▶ _What is needed_
Convert the entries between the line containing "Give me the" and the line containing "option-label: Save: [269, 839, 296, 853]", inclusive, into a Markdown table with the columns Row and Entry, leaving out any blank lines.
- - -
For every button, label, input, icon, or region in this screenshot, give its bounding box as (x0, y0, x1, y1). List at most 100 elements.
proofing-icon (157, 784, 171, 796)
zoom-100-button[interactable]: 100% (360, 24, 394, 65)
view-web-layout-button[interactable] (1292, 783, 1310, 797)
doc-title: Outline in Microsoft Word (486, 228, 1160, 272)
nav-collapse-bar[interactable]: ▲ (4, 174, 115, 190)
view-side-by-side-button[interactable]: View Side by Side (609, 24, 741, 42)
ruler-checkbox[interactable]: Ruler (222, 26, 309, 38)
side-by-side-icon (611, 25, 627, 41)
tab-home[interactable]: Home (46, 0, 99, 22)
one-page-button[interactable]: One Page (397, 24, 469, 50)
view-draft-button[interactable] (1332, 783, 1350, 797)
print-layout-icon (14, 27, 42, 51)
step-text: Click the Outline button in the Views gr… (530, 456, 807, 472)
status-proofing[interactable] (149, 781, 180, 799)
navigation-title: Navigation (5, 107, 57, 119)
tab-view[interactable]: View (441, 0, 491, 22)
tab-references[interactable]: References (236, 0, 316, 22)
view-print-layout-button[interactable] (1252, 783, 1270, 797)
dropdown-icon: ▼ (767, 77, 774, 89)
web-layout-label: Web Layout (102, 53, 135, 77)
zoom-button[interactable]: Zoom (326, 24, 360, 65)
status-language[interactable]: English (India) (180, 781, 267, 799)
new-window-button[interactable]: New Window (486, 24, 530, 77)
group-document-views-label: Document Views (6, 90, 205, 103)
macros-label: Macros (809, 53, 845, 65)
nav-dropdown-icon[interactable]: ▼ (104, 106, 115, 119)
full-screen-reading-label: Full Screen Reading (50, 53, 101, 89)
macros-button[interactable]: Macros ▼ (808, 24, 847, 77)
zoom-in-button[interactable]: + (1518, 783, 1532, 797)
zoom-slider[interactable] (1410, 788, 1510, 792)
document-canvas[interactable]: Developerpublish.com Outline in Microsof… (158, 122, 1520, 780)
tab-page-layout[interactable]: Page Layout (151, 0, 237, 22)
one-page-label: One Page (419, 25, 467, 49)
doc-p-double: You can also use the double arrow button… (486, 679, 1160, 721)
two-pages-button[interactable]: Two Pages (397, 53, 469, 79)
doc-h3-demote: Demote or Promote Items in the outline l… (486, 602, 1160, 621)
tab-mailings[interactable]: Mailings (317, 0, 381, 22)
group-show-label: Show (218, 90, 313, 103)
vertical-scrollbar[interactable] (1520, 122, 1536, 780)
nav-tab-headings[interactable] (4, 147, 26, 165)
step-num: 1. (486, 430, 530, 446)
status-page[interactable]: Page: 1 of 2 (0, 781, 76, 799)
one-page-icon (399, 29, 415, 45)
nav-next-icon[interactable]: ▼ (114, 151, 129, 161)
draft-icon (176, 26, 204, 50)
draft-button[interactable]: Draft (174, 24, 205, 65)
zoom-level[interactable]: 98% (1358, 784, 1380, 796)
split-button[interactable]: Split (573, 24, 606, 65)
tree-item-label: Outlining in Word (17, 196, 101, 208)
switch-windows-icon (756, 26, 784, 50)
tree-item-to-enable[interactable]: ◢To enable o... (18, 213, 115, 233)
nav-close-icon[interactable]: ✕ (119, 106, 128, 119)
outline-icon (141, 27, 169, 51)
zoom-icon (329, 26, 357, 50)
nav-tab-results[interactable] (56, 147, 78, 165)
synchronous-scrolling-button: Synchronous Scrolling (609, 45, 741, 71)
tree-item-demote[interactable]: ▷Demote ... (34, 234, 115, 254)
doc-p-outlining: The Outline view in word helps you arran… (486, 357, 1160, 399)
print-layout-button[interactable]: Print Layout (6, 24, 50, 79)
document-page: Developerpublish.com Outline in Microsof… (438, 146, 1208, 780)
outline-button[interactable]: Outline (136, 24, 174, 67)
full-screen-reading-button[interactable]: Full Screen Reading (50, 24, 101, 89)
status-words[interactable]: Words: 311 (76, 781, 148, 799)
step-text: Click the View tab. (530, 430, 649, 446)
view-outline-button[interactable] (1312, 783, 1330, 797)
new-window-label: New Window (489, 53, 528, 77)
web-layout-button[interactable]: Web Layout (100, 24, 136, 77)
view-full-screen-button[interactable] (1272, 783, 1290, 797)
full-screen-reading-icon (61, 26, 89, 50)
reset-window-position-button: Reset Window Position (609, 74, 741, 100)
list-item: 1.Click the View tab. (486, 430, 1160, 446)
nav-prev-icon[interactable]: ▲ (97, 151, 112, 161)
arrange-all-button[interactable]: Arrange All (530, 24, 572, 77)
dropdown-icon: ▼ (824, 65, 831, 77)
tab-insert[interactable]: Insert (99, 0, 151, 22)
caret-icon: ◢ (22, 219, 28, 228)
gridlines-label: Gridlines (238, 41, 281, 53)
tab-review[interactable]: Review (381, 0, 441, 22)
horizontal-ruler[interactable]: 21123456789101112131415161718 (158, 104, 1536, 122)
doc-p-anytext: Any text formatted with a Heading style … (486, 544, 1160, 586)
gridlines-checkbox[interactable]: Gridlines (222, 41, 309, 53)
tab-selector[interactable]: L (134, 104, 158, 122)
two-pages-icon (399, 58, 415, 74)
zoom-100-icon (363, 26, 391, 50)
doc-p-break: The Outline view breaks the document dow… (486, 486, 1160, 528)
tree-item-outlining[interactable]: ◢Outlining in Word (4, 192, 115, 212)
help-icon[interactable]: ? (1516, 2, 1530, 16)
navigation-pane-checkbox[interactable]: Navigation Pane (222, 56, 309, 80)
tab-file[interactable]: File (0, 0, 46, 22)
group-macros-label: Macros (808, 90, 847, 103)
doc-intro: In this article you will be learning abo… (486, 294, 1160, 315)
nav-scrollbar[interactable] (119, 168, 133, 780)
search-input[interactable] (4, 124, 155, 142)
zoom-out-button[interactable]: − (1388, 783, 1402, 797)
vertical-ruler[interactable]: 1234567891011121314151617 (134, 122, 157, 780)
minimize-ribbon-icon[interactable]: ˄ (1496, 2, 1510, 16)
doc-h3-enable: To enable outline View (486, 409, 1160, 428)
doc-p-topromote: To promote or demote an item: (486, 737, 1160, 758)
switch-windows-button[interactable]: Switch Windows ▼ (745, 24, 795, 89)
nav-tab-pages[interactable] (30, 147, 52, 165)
- - -
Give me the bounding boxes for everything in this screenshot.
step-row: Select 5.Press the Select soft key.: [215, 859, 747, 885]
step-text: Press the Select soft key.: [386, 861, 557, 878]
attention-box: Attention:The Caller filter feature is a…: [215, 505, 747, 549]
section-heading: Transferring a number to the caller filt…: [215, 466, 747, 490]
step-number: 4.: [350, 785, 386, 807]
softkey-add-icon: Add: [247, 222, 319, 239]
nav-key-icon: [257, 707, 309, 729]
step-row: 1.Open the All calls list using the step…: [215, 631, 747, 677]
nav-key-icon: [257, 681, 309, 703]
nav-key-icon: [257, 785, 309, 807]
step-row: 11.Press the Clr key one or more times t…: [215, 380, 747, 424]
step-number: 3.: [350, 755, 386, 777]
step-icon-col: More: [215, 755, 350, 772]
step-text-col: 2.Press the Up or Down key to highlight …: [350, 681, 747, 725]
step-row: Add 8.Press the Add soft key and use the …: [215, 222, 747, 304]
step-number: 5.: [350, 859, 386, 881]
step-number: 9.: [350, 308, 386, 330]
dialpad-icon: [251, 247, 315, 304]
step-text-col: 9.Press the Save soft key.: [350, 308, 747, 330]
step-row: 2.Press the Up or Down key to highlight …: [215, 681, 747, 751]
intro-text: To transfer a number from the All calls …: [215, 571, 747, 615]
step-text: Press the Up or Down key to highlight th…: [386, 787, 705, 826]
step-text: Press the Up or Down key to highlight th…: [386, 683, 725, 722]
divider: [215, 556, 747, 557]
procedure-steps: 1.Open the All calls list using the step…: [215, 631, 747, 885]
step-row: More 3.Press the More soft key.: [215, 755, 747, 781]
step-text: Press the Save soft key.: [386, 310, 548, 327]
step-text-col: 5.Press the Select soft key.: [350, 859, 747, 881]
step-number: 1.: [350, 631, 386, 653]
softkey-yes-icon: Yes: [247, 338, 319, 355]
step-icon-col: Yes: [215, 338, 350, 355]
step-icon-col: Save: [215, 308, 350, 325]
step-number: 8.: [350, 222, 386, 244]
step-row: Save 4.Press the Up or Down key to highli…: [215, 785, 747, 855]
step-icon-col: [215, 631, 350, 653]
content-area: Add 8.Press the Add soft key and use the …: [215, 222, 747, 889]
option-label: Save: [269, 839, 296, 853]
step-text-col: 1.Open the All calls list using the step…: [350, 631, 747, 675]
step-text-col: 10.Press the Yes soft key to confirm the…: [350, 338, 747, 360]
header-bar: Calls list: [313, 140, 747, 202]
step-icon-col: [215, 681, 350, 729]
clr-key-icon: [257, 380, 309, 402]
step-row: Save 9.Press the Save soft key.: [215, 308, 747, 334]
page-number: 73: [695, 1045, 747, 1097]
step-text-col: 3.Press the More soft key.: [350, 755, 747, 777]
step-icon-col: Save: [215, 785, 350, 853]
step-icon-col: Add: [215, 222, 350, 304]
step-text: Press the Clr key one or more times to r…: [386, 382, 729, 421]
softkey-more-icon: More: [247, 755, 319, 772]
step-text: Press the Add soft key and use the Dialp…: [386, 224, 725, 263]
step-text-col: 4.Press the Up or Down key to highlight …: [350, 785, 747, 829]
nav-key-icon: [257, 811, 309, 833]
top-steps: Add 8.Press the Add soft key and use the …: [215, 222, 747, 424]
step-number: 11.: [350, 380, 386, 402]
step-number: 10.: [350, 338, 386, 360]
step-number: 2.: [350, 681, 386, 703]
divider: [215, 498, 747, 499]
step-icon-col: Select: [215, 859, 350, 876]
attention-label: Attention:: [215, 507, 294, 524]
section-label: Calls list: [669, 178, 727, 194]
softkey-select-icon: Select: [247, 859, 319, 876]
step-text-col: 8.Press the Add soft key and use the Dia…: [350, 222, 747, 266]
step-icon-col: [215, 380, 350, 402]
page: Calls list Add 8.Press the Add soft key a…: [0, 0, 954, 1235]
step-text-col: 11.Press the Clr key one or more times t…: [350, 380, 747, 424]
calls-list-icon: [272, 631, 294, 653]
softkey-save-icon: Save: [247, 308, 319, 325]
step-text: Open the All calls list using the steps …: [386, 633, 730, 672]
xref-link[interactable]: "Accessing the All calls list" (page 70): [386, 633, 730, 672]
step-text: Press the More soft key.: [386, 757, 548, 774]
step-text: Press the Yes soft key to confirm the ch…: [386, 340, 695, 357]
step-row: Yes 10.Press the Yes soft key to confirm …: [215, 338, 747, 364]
- - -
▶ _Task response_
| Row | Entry |
|---|---|
| 1 | Give me the bounding boxes for everything in this screenshot. |
| 2 | step-row: Select 5.Press the Select soft key.: [215, 859, 747, 885] |
| 3 | step-text: Press the Select soft key.: [386, 861, 557, 878] |
| 4 | attention-box: Attention:The Caller filter feature is a…: [215, 505, 747, 549] |
| 5 | section-heading: Transferring a number to the caller filt…: [215, 466, 747, 490] |
| 6 | step-number: 4.: [350, 785, 386, 807] |
| 7 | softkey-add-icon: Add: [247, 222, 319, 239] |
| 8 | nav-key-icon: [257, 707, 309, 729] |
| 9 | step-row: 1.Open the All calls list using the step…: [215, 631, 747, 677] |
| 10 | nav-key-icon: [257, 681, 309, 703] |
| 11 | nav-key-icon: [257, 785, 309, 807] |
| 12 | step-row: 11.Press the Clr key one or more times t…: [215, 380, 747, 424] |
| 13 | step-number: 3.: [350, 755, 386, 777] |
| 14 | step-icon-col: More: [215, 755, 350, 772] |
| 15 | step-text-col: 2.Press the Up or Down key to highlight …: [350, 681, 747, 725] |
| 16 | step-row: Add 8.Press the Add soft key and use the …: [215, 222, 747, 304] |
| 17 | step-number: 5.: [350, 859, 386, 881] |
| 18 | step-number: 9.: [350, 308, 386, 330] |
| 19 | dialpad-icon: [251, 247, 315, 304] |
| 20 | step-text-col: 9.Press the Save soft key.: [350, 308, 747, 330] |
| 21 | step-row: 2.Press the Up or Down key to highlight …: [215, 681, 747, 751] |
| 22 | intro-text: To transfer a number from the All calls …: [215, 571, 747, 615] |
| 23 | step-text: Press the Up or Down key to highlight th…: [386, 787, 705, 826] |
| 24 | step-text: Press the Up or Down key to highlight th…: [386, 683, 725, 722] |
| 25 | divider: [215, 556, 747, 557] |
| 26 | procedure-steps: 1.Open the All calls list using the step…: [215, 631, 747, 885] |
| 27 | step-row: More 3.Press the More soft key.: [215, 755, 747, 781] |
| 28 | step-text: Press the Save soft key.: [386, 310, 548, 327] |
| 29 | step-text-col: 5.Press the Select soft key.: [350, 859, 747, 881] |
| 30 | step-number: 1.: [350, 631, 386, 653] |
| 31 | softkey-yes-icon: Yes: [247, 338, 319, 355] |
| 32 | step-icon-col: Yes: [215, 338, 350, 355] |
| 33 | step-icon-col: Save: [215, 308, 350, 325] |
| 34 | step-number: 8.: [350, 222, 386, 244] |
| 35 | step-row: Save 4.Press the Up or Down key to highli…: [215, 785, 747, 855] |
| 36 | step-icon-col: [215, 631, 350, 653] |
| 37 | content-area: Add 8.Press the Add soft key and use the …: [215, 222, 747, 889] |
| 38 | option-label: Save: [269, 839, 296, 853] |